--- PROVIDED INFORMATION ---
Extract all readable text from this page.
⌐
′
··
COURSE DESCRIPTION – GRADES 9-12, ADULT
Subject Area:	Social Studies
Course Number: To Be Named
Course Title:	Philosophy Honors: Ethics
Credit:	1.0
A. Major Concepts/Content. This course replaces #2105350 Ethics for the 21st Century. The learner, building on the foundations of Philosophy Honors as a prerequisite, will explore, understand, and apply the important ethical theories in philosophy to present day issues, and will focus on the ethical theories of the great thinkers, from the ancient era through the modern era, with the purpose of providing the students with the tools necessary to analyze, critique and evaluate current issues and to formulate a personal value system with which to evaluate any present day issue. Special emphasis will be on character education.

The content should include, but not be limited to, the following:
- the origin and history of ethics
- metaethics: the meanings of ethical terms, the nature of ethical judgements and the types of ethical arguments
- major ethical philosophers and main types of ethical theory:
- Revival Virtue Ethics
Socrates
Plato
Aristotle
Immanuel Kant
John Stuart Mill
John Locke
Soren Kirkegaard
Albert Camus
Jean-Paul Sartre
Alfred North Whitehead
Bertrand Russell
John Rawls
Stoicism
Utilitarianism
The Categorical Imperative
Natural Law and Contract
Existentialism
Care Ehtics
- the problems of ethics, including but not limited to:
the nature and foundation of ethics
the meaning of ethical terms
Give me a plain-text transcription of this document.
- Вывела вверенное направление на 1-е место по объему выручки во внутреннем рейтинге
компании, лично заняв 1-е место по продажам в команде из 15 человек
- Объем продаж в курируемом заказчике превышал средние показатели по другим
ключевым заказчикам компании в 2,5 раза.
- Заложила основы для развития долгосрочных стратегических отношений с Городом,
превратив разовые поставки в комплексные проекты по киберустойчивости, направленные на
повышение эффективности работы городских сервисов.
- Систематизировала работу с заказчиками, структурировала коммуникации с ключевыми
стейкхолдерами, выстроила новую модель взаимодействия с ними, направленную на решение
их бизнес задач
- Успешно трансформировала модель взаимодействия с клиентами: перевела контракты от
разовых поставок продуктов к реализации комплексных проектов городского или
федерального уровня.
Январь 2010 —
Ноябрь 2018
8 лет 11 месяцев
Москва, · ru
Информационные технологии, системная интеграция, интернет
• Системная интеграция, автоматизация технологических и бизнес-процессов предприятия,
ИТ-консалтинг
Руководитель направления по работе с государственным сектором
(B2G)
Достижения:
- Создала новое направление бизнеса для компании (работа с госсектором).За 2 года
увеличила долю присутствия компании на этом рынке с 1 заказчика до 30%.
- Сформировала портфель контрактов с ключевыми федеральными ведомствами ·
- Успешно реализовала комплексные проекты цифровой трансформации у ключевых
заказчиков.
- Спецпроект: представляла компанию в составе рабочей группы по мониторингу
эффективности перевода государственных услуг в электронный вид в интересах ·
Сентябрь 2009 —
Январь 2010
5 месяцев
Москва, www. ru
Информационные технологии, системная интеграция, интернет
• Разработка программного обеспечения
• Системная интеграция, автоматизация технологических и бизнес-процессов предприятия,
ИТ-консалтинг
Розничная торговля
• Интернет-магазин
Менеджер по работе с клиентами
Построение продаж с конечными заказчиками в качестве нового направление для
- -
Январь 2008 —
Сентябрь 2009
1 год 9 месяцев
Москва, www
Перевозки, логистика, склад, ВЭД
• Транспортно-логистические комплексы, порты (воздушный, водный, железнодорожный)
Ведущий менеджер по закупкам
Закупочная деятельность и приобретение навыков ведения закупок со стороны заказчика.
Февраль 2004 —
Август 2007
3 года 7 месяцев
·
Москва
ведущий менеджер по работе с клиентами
---
Extract the complete listing verbatim.

Extract all readable text from this page.
⌐
′
··
COURSE DESCRIPTION – GRADES 9-12, ADULT
Subject Area:	Social Studies
Course Number: To Be Named
Course Title:	Philosophy Honors: Ethics
Credit:	1.0
A. Major Concepts/Content. This course replaces #2105350 Ethics for the 21st Century. The learner, building on the foundations of Philosophy Honors as a prerequisite, will explore, understand, and apply the important ethical theories in philosophy to present day issues, and will focus on the ethical theories of the great thinkers, from the ancient era through the modern era, with the purpose of providing the students with the tools necessary to analyze, critique and evaluate current issues and to formulate a personal value system with which to evaluate any present day issue. Special emphasis will be on character education.

The content should include, but not be limited to, the following:
- the origin and history of ethics
- metaethics: the meanings of ethical terms, the nature of ethical judgements and the types of ethical arguments
- major ethical philosophers and main types of ethical theory:
- Revival Virtue Ethics
Socrates
Plato
Aristotle
Immanuel Kant
John Stuart Mill
John Locke
Soren Kirkegaard
Albert Camus
Jean-Paul Sartre
Alfred North Whitehead
Bertrand Russell
John Rawls
Stoicism
Utilitarianism
The Categorical Imperative
Natural Law and Contract
Existentialism
Care Ehtics
- the problems of ethics, including but not limited to:
the nature and foundation of ethics
the meaning of ethical terms
Give me a plain-text transcription of this document.
- Вывела вверенное направление на 1-е место по объему выручки во внутреннем рейтинге
компании, лично заняв 1-е место по продажам в команде из 15 человек
- Объем продаж в курируемом заказчике превышал средние показатели по другим
ключевым заказчикам компании в 2,5 раза.
- Заложила основы для развития долгосрочных стратегических отношений с Городом,
превратив разовые поставки в комплексные проекты по киберустойчивости, направленные на
повышение эффективности работы городских сервисов.
- Систематизировала работу с заказчиками, структурировала коммуникации с ключевыми
стейкхолдерами, выстроила новую модель взаимодействия с ними, направленную на решение
их бизнес задач
- Успешно трансформировала модель взаимодействия с клиентами: перевела контракты от
разовых поставок продуктов к реализации комплексных проектов городского или
федерального уровня.
Январь 2010 —
Ноябрь 2018
8 лет 11 месяцев
Москва, · ru
Информационные технологии, системная интеграция, интернет
• Системная интеграция, автоматизация технологических и бизнес-процессов предприятия,
ИТ-консалтинг
Руководитель направления по работе с государственным сектором
(B2G)
Достижения:
- Создала новое направление бизнеса для компании (работа с госсектором).За 2 года
увеличила долю присутствия компании на этом рынке с 1 заказчика до 30%.
- Сформировала портфель контрактов с ключевыми федеральными ведомствами ·
- Успешно реализовала комплексные проекты цифровой трансформации у ключевых
заказчиков.
- Спецпроект: представляла компанию в составе рабочей группы по мониторингу
эффективности перевода государственных услуг в электронный вид в интересах ·
Сентябрь 2009 —
Январь 2010
5 месяцев
Москва, www. ru
Информационные технологии, системная интеграция, интернет
• Разработка программного обеспечения
• Системная интеграция, автоматизация технологических и бизнес-процессов предприятия,
ИТ-консалтинг
Розничная торговля
• Интернет-магазин
Менеджер по работе с клиентами
Построение продаж с конечными заказчиками в качестве нового направление для
- -
Январь 2008 —
Сентябрь 2009
1 год 9 месяцев
Москва, www
Перевозки, логистика, склад, ВЭД
• Транспортно-логистические комплексы, порты (воздушный, водный, железнодорожный)
Ведущий менеджер по закупкам
Закупочная деятельность и приобретение навыков ведения закупок со стороны заказчика.
Февраль 2004 —
Август 2007
3 года 7 месяцев
·
Москва
ведущий менеджер по работе с клиентами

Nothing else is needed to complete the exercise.